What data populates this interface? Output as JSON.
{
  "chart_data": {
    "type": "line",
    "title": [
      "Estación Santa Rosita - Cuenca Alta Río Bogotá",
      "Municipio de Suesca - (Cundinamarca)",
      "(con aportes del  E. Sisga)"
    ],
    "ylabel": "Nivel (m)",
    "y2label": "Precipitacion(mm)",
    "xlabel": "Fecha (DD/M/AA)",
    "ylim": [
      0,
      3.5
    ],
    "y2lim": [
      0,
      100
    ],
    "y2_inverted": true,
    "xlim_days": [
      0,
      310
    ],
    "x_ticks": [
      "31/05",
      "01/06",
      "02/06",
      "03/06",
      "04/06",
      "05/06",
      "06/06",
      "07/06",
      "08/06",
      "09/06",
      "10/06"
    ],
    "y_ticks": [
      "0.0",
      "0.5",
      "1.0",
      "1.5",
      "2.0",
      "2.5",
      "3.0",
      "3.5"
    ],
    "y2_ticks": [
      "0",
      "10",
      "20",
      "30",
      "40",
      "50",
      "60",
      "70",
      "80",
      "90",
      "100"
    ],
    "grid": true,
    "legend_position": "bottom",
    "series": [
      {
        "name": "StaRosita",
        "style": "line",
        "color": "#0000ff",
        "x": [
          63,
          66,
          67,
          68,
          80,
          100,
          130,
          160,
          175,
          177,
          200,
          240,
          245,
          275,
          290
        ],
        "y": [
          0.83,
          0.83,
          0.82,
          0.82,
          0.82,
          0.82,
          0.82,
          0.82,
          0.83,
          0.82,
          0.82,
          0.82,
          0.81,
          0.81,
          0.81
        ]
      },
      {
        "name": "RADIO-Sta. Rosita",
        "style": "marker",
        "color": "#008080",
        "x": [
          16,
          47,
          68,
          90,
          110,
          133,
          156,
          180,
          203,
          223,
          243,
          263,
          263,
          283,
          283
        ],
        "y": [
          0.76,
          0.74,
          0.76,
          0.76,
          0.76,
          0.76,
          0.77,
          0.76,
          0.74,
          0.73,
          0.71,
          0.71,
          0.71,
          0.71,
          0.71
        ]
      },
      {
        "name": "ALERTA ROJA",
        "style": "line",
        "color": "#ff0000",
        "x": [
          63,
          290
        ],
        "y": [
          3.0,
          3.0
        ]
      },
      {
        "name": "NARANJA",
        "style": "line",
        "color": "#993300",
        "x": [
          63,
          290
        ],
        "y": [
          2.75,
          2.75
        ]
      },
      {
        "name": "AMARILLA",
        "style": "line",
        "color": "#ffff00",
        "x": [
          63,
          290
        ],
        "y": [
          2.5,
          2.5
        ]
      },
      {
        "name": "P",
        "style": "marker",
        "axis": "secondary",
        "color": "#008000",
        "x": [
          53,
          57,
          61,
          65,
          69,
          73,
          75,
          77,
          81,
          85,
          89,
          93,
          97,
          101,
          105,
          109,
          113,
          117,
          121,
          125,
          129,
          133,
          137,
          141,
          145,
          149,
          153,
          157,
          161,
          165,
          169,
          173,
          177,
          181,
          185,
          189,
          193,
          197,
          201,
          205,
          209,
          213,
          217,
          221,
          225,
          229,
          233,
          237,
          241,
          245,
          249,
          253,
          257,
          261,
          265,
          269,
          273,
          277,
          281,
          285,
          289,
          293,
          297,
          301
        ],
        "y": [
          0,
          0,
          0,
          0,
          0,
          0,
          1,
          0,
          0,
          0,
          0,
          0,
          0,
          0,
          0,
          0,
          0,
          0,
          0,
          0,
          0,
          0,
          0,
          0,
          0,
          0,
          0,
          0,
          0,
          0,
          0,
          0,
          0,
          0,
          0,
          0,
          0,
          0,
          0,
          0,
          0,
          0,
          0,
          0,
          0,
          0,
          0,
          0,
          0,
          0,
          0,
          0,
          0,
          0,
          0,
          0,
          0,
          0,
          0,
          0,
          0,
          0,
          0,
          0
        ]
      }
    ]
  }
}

┄┄┄┄┄┄┄┄┄┄┄┄┄┄┄┄┄┄┄┄

Every record above must be duplicated exactly.

Answer to the problem:
What data populates this interface? Output as JSON.
{
  "chart_data": {
    "type": "line",
    "title": [
      "Estación Santa Rosita - Cuenca Alta Río Bogotá",
      "Municipio de Suesca - (Cundinamarca)",
      "(con aportes del  E. Sisga)"
    ],
    "ylabel": "Nivel (m)",
    "y2label": "Precipitacion(mm)",
    "xlabel": "Fecha (DD/M/AA)",
    "ylim": [
      0,
      3.5
    ],
    "y2lim": [
      0,
      100
    ],
    "y2_inverted": true,
    "xlim_days": [
      0,
      310
    ],
    "x_ticks": [
      "31/05",
      "01/06",
      "02/06",
      "03/06",
      "04/06",
      "05/06",
      "06/06",
      "07/06",
      "08/06",
      "09/06",
      "10/06"
    ],
    "y_ticks": [
      "0.0",
      "0.5",
      "1.0",
      "1.5",
      "2.0",
      "2.5",
      "3.0",
      "3.5"
    ],
    "y2_ticks": [
      "0",
      "10",
      "20",
      "30",
      "40",
      "50",
      "60",
      "70",
      "80",
      "90",
      "100"
    ],
    "grid": true,
    "legend_position": "bottom",
    "series": [
      {
        "name": "StaRosita",
        "style": "line",
        "color": "#0000ff",
        "x": [
          63,
          66,
          67,
          68,
          80,
          100,
          130,
          160,
          175,
          177,
          200,
          240,
          245,
          275,
          290
        ],
        "y": [
          0.83,
          0.83,
          0.82,
          0.82,
          0.82,
          0.82,
          0.82,
          0.82,
          0.83,
          0.82,
          0.82,
          0.82,
          0.81,
          0.81,
          0.81
        ]
      },
      {
        "name": "RADIO-Sta. Rosita",
        "style": "marker",
        "color": "#008080",
        "x": [
          16,
          47,
          68,
          90,
          110,
          133,
          156,
          180,
          203,
          223,
          243,
          263,
          263,
          283,
          283
        ],
        "y": [
          0.76,
          0.74,
          0.76,
          0.76,
          0.76,
          0.76,
          0.77,
          0.76,
          0.74,
          0.73,
          0.71,
          0.71,
          0.71,
          0.71,
          0.71
        ]
      },
      {
        "name": "ALERTA ROJA",
        "style": "line",
        "color": "#ff0000",
        "x": [
          63,
          290
        ],
        "y": [
          3.0,
          3.0
        ]
      },
      {
        "name": "NARANJA",
        "style": "line",
        "color": "#993300",
        "x": [
          63,
          290
        ],
        "y": [
          2.75,
          2.75
        ]
      },
      {
        "name": "AMARILLA",
        "style": "line",
        "color": "#ffff00",
        "x": [
          63,
          290
        ],
        "y": [
          2.5,
          2.5
        ]
      },
      {
        "name": "P",
        "style": "marker",
        "axis": "secondary",
        "color": "#008000",
        "x": [
          53,
          57,
          61,
          65,
          69,
          73,
          75,
          77,
          81,
          85,
          89,
          93,
          97,
          101,
          105,
          109,
          113,
          117,
          121,
          125,
          129,
          133,
          137,
          141,
          145,
          149,
          153,
          157,
          161,
          165,
          169,
          173,
          177,
          181,
          185,
          189,
          193,
          197,
          201,
          205,
          209,
          213,
          217,
          221,
          225,
          229,
          233,
          237,
          241,
          245,
          249,
          253,
          257,
          261,
          265,
          269,
          273,
          277,
          281,
          285,
          289,
          293,
          297,
          301
        ],
        "y": [
          0,
          0,
          0,
          0,
          0,
          0,
          1,
          0,
          0,
          0,
          0,
          0,
          0,
          0,
          0,
          0,
          0,
          0,
          0,
          0,
          0,
          0,
          0,
          0,
          0,
          0,
          0,
          0,
          0,
          0,
          0,
          0,
          0,
          0,
          0,
          0,
          0,
          0,
          0,
          0,
          0,
          0,
          0,
          0,
          0,
          0,
          0,
          0,
          0,
          0,
          0,
          0,
          0,
          0,
          0,
          0,
          0,
          0,
          0,
          0,
          0,
          0,
          0,
          0
        ]
      }
    ]
  }
}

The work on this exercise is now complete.